▶ [EXERCISE TASK]
Report how many lines of these entries hold the string "System"; reply with the number alone.

▶ [THE RECORDS]
•••
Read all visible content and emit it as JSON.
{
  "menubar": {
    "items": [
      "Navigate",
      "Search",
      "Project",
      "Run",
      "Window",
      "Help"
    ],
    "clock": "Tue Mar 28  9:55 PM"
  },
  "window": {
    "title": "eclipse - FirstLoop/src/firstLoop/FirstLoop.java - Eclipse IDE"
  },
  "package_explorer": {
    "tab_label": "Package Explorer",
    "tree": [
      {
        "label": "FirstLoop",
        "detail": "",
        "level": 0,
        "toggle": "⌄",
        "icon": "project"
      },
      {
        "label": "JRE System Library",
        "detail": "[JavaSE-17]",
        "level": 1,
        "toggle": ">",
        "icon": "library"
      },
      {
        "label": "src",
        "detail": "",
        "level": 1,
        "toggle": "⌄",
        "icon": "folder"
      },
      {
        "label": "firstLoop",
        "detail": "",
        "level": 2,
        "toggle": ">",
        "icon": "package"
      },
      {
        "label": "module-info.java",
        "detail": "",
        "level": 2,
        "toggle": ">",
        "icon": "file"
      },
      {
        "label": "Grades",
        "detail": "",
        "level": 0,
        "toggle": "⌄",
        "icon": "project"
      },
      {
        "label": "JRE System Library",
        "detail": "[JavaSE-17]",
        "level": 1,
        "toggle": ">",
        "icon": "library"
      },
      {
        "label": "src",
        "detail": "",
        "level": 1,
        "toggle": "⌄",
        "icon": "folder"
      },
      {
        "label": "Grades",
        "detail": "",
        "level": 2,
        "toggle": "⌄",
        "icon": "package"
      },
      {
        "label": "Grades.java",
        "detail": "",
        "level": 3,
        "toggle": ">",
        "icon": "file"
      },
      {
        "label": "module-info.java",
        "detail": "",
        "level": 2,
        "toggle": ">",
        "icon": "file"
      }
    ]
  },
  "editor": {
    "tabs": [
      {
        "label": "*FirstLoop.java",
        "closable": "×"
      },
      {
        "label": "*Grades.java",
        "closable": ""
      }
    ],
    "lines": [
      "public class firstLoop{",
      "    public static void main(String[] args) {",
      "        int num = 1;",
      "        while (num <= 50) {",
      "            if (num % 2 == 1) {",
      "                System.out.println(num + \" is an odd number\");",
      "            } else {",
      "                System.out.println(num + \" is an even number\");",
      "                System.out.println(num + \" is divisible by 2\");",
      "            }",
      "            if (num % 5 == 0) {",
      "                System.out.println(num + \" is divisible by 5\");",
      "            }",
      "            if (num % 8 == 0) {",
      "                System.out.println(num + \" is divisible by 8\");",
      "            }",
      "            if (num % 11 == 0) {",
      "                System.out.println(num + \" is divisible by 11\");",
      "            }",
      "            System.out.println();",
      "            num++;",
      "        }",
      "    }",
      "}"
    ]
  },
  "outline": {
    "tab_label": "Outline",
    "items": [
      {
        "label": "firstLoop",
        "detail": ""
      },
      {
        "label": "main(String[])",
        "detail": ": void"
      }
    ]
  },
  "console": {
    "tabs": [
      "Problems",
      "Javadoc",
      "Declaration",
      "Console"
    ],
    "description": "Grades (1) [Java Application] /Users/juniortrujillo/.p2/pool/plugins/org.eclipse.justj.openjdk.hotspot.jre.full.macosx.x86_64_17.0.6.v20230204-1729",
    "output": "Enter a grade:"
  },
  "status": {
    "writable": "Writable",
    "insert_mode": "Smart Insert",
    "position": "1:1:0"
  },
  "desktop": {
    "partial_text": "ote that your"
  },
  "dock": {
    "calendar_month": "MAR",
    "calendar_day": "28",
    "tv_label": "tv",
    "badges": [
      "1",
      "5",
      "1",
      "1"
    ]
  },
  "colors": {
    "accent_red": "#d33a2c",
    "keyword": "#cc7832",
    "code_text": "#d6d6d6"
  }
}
•••
▶ [FINISHED EXERCISE]
9